======== Fragmento seleccionado

Opinión | Crónicas de Titiriturcia

Sacapanzas y eminencias

Realmente no es demasiado complicado andar en boca del personal, con hacer algo que resulte disparatado pasarás a ser tema de conversación

Leonard Beard

Leonard Beard

Cada vez que escucho referirse a alguien como «es una eminencia» se me ponen los pelos de punta. La última vez que lo escuché se trataba de un neurocirujano en cuyas manos pusimos la vida de un familiar muy cercano. Pocos días después nos quedamos sin familiar, sin un montón de miles de euros y con la sensación de haber sido timados por ‘una eminencia’ en sacarle el dinero a la gente. Fue una terrible experiencia que nunca olvidaré y de la que saqué una conclusión muy clara: no volver a fiarme de nadie a quien se le defina con esa palabra.

Vivimos en Murcia, una ciudad muy proclive a generar mitos con pies de barro. En mi vida he conocido a tantos y tantos farsantes aclamados por la opinión pública como eminencias de algo; auténticas celebridades infamadas y desprestigiadas por esa misma opinión pública que igual te sube que te baja del Olimpo de los famosos de tercera categoría, y es que en este país uno no es realmente famoso hasta que sale por la ‘tele’. Incluso los influencers necesitan la promoción de la pequeña pantalla para seguir siendo auténticos fenómenos de masas con miles de seguidores en sus cuentas de Instagram.

Realmente no es demasiado complicado andar en boca del personal, con hacer algo que resulte disparatado pasarás a ser tema de conversación, tanto si degüellas a unos cuantos, como si les salvas la vida, serás noticia con igual intensidad, bueno, en realidad resulta mucho más popular el hecho de matar, aunque algunos optimistas opinen lo contrario y los católicos adoctrinados se escandalicen por esta afirmación.

¿Qué hay más hermoso que la gente te conozca, te siga, te admire…? El ego de las personas es ilimitado, qué satisfacción más grande sentimos cuando nos reconocen por la calle, cómo nos gusta sentirnos idolatrados. Da igual que seas un futbolista, un cantante, un asesino o un político, lo importante es la fascinación que la plebe siente por ti. La chusma necesita héroes que adorar, mitos que adornen un poco sus tristes y miserables vidas; ricos, guapos y famosos, con fantásticas mansiones, lujosos coches y mujeres de piernas infinitas, todo lo que ellos nunca podrán tener. Así es la vida de las eminencias del postureo.

================
======== Datos del ejercicio

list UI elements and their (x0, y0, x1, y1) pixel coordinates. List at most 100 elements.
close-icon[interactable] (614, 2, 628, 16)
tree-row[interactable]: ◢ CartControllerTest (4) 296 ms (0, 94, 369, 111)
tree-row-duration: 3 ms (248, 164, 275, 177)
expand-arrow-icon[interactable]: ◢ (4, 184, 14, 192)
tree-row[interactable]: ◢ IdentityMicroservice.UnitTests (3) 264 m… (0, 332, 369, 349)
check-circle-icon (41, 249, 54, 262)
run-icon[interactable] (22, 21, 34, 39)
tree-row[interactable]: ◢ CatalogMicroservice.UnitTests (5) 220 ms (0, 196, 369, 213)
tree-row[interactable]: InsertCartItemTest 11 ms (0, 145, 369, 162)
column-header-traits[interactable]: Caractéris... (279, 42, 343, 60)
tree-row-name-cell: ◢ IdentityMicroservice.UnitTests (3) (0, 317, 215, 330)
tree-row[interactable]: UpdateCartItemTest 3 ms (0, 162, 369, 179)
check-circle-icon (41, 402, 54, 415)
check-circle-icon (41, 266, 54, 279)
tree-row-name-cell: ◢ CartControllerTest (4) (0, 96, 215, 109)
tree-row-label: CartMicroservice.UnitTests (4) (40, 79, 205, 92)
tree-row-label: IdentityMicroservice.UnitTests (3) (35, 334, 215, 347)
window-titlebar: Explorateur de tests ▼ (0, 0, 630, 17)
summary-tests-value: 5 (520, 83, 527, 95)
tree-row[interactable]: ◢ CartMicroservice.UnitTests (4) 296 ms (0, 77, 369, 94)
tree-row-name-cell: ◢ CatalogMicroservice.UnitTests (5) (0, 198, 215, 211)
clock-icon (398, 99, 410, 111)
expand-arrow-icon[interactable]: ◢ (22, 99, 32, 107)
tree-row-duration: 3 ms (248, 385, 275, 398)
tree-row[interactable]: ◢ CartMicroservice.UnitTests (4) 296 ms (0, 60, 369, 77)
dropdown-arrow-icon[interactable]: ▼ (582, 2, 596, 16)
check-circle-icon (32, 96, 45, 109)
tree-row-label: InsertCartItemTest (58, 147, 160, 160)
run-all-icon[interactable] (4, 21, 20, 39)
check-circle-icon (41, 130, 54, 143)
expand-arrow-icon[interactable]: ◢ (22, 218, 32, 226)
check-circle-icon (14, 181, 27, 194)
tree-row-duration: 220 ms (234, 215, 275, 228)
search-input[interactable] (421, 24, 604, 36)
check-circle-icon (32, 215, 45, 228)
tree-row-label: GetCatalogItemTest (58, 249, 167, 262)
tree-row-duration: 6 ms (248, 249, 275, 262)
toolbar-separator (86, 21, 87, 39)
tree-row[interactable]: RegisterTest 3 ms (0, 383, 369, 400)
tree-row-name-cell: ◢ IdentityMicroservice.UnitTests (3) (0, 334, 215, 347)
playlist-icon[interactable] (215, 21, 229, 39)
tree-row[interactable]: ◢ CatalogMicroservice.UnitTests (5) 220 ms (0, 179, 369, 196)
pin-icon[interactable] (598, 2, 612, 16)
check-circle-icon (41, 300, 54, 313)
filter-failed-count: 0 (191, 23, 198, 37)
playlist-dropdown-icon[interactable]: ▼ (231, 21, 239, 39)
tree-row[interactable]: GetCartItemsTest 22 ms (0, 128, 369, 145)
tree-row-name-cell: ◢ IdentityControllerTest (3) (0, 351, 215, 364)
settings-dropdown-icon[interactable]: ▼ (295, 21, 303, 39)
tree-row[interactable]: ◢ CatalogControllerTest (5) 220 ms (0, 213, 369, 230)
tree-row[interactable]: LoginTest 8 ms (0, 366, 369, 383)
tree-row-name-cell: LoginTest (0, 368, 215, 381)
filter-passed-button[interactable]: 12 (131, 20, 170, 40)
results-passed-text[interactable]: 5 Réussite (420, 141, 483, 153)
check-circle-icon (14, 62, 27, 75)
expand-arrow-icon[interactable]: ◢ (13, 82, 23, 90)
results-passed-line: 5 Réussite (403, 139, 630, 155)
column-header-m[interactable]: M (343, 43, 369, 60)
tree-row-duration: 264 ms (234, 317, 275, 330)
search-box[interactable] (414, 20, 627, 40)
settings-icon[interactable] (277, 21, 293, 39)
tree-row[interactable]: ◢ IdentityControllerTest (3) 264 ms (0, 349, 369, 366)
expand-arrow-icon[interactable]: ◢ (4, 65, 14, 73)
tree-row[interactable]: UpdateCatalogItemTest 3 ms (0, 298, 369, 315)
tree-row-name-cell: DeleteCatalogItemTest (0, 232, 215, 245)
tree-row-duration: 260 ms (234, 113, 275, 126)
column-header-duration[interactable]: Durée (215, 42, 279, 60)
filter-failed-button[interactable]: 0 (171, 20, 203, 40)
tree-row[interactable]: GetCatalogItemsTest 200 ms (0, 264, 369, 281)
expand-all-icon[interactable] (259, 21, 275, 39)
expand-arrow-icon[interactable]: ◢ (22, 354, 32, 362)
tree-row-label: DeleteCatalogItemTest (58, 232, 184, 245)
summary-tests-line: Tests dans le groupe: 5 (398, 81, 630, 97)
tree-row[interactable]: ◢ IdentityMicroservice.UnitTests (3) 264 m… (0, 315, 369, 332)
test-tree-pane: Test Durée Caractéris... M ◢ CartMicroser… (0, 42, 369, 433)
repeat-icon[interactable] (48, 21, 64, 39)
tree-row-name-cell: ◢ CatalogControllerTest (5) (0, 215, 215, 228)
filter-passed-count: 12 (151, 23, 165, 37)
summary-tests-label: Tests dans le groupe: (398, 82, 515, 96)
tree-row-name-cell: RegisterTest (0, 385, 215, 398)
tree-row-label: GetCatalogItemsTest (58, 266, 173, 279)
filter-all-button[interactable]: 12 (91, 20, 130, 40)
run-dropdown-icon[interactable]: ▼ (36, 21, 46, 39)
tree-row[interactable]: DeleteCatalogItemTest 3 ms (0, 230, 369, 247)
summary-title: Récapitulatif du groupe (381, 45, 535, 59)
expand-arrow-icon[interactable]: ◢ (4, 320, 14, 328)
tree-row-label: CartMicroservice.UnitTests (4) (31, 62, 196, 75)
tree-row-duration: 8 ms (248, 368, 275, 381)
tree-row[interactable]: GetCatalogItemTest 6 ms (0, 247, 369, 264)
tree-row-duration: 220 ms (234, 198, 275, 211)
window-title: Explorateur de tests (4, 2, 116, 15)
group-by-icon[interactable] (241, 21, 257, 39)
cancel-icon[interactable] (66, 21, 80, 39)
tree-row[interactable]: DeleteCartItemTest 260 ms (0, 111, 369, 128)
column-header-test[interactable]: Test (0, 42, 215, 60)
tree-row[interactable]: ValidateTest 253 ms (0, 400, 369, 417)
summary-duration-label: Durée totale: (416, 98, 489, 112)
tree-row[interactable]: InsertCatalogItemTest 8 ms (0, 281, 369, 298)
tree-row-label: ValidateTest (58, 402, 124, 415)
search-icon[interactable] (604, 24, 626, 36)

================
======== Datos del ejercicio

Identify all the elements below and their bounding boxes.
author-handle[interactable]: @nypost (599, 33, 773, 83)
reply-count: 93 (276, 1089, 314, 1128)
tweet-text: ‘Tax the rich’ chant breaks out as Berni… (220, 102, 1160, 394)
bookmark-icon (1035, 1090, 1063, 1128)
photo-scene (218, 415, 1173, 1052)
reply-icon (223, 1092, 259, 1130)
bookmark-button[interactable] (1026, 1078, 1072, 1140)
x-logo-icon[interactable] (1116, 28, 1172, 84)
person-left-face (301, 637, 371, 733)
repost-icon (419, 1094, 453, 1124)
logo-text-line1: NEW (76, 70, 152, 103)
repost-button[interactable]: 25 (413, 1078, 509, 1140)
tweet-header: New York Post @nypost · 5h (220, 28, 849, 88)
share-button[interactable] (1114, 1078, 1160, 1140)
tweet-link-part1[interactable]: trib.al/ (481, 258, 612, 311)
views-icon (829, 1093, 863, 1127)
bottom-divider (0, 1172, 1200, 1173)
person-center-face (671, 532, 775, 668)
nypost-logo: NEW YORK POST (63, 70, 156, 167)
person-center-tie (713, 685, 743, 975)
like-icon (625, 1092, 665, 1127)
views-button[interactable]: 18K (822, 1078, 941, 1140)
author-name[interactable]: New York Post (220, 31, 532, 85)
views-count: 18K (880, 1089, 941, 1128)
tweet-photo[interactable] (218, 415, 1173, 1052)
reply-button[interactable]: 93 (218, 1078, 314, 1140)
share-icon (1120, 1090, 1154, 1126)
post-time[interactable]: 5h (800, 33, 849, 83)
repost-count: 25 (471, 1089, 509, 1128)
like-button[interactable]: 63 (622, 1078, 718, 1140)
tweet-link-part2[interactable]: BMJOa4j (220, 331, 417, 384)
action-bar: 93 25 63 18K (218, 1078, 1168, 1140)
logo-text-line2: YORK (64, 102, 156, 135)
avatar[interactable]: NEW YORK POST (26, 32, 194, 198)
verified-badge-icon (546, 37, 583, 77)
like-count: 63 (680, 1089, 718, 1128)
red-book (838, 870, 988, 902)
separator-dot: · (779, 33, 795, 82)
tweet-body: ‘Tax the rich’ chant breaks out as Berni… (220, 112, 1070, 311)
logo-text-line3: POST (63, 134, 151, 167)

================

Tareas »
1) Muestra todas las líneas de los registros que contengan la cadena "CartControllerTest".
2) Escribe la continuación de la columna sobre las eminencias a partir de su última frase.
Los registros no tienen ninguna relación con la columna.

Respuestas por tarea »
1)
tree-row[interactable]: ◢ CartControllerTest (4) 296 ms (0, 94, 369, 111)
tree-row-name-cell: ◢ CartControllerTest (4) (0, 96, 215, 109)

2)
En el otro extremo se encuentran los listos: gente que escribe libros, que hace películas o pinta cuadros. Son cultos e inteligentes, feos y contrahechos, pero, igualmente, aclamados por los que nunca han sobresalido en nada. Hay quien les llama ‘intelectuales’, pero yo considero que es un término peyorativo más adecuado para los exponentes del siguiente grupo.

Farsantes ilustrados, sacabarrigas profesionales, grandes especuladores que se autoproclaman como ‘creadores de empleo’. Probablemente es la sección en la que encontraremos los seres más deleznables, aunque también son calificados como ‘eminencias’ en múltiples ocasiones. Reciben premios y homenajes, los hacen académicos y doctores honoris causa, cofrades de honor y cualquier cosa que lleve detrás la palabra ‘emérito’. Creo que no es necesario poner ejemplos de algunos de los impostores que consiguieron sus honores lamiendo culos, explotando personas, mintiendo, engañando, plagiando como auténticos embaucadores... todos ellos tienen algo en común, y es lo muchísimo que les importa la transcendencia; necesitan continuas alabanzas de los que ellos consideran inferiores, para reafirmar su auténtica mediocridad y su habilidad para el oportunismo, como la naturaleza real de su condición de ególatras.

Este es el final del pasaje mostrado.